TASK DETAILS = Only the number is wanted: tally the lines below that contain the word "Large".

━━━ SUPPLIED DATA

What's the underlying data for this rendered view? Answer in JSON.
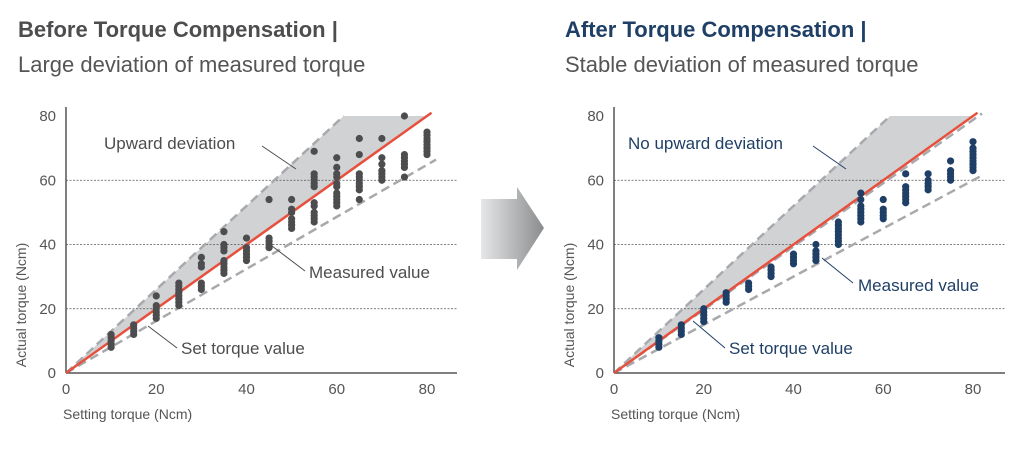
{
  "colors": {
    "before_accent": "#4d4d4f",
    "after_accent": "#1f3f66",
    "set_line": "#e8503e",
    "band": "#d1d2d4",
    "dash": "#a7a9ac",
    "grid": "#555555"
  },
  "left": {
    "title": "Before Torque Compensation |",
    "subtitle": "Large deviation of measured torque"
  },
  "right": {
    "title": "After Torque Compensation |",
    "subtitle": "Stable deviation of measured torque"
  },
  "arrow": {
    "icon": "right-arrow-icon"
  },
  "chart_data": [
    {
      "type": "scatter",
      "title": "Before Torque Compensation | Large deviation of measured torque",
      "xlabel": "Setting torque (Ncm)",
      "ylabel": "Actual torque (Ncm)",
      "xlim": [
        0,
        85
      ],
      "ylim": [
        0,
        80
      ],
      "xticks": [
        "0",
        "20",
        "40",
        "60",
        "80"
      ],
      "yticks": [
        "0",
        "20",
        "40",
        "60",
        "80"
      ],
      "gridlines_y": [
        20,
        40,
        60
      ],
      "reference_line": {
        "name": "Set torque value",
        "slope": 1
      },
      "band_upper": {
        "slope": 1.3,
        "cap": 80
      },
      "band_lower": {
        "slope": 0.81
      },
      "annotations": [
        "Upward deviation",
        "Measured value",
        "Set torque value"
      ],
      "series": [
        {
          "x": 10,
          "y": [
            8,
            9,
            10,
            11,
            12
          ]
        },
        {
          "x": 15,
          "y": [
            12,
            13,
            14,
            15
          ]
        },
        {
          "x": 20,
          "y": [
            17,
            18,
            19,
            20,
            21,
            24
          ]
        },
        {
          "x": 25,
          "y": [
            21,
            22,
            23,
            24,
            25,
            26,
            27,
            28
          ]
        },
        {
          "x": 30,
          "y": [
            26,
            27,
            28,
            33,
            34,
            36
          ]
        },
        {
          "x": 35,
          "y": [
            31,
            32,
            33,
            34,
            35,
            38,
            39,
            40,
            44
          ]
        },
        {
          "x": 40,
          "y": [
            35,
            36,
            37,
            38,
            39,
            42
          ]
        },
        {
          "x": 45,
          "y": [
            39,
            40,
            41,
            42,
            54
          ]
        },
        {
          "x": 50,
          "y": [
            45,
            46,
            47,
            48,
            50,
            51,
            54
          ]
        },
        {
          "x": 55,
          "y": [
            47,
            48,
            49,
            50,
            52,
            53,
            58,
            59,
            60,
            61,
            62,
            69
          ]
        },
        {
          "x": 60,
          "y": [
            52,
            53,
            54,
            55,
            56,
            58,
            59,
            61,
            62,
            64,
            67
          ]
        },
        {
          "x": 65,
          "y": [
            54,
            57,
            58,
            59,
            60,
            61,
            62,
            68,
            73
          ]
        },
        {
          "x": 70,
          "y": [
            60,
            61,
            62,
            63,
            65,
            67,
            73
          ]
        },
        {
          "x": 75,
          "y": [
            61,
            64,
            65,
            66,
            67,
            68,
            80
          ]
        },
        {
          "x": 80,
          "y": [
            68,
            69,
            70,
            71,
            72,
            73,
            74,
            75
          ]
        }
      ]
    },
    {
      "type": "scatter",
      "title": "After Torque Compensation | Stable deviation of measured torque",
      "xlabel": "Setting torque (Ncm)",
      "ylabel": "Actual torque (Ncm)",
      "xlim": [
        0,
        85
      ],
      "ylim": [
        0,
        80
      ],
      "xticks": [
        "0",
        "20",
        "40",
        "60",
        "80"
      ],
      "yticks": [
        "0",
        "20",
        "40",
        "60",
        "80"
      ],
      "gridlines_y": [
        20,
        40,
        60
      ],
      "reference_line": {
        "name": "Set torque value",
        "slope": 1
      },
      "band_upper": {
        "slope": 1.3,
        "cap": 80
      },
      "band_lower": {
        "slope": 0.75
      },
      "band_lower2": {
        "slope": 0.985
      },
      "annotations": [
        "No upward deviation",
        "Measured value",
        "Set torque value"
      ],
      "series": [
        {
          "x": 10,
          "y": [
            8,
            9,
            10,
            11
          ]
        },
        {
          "x": 15,
          "y": [
            12,
            13,
            14,
            15
          ]
        },
        {
          "x": 20,
          "y": [
            16,
            17,
            18,
            19,
            20
          ]
        },
        {
          "x": 25,
          "y": [
            22,
            23,
            24,
            25
          ]
        },
        {
          "x": 30,
          "y": [
            26,
            27,
            28
          ]
        },
        {
          "x": 35,
          "y": [
            30,
            31,
            32,
            33
          ]
        },
        {
          "x": 40,
          "y": [
            34,
            35,
            36,
            37
          ]
        },
        {
          "x": 45,
          "y": [
            35,
            36,
            37,
            38,
            40
          ]
        },
        {
          "x": 50,
          "y": [
            40,
            41,
            42,
            43,
            44,
            45,
            46,
            47
          ]
        },
        {
          "x": 55,
          "y": [
            47,
            48,
            49,
            50,
            51,
            52,
            54,
            56
          ]
        },
        {
          "x": 60,
          "y": [
            48,
            49,
            50,
            51,
            54
          ]
        },
        {
          "x": 65,
          "y": [
            53,
            54,
            55,
            56,
            57,
            58,
            62
          ]
        },
        {
          "x": 70,
          "y": [
            57,
            58,
            59,
            60,
            62
          ]
        },
        {
          "x": 75,
          "y": [
            60,
            61,
            62,
            63,
            66
          ]
        },
        {
          "x": 80,
          "y": [
            63,
            64,
            65,
            66,
            67,
            68,
            69,
            70,
            72
          ]
        }
      ]
    }
  ]
}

━━━━━━

ANSWER TO THIS PROBLEM = 2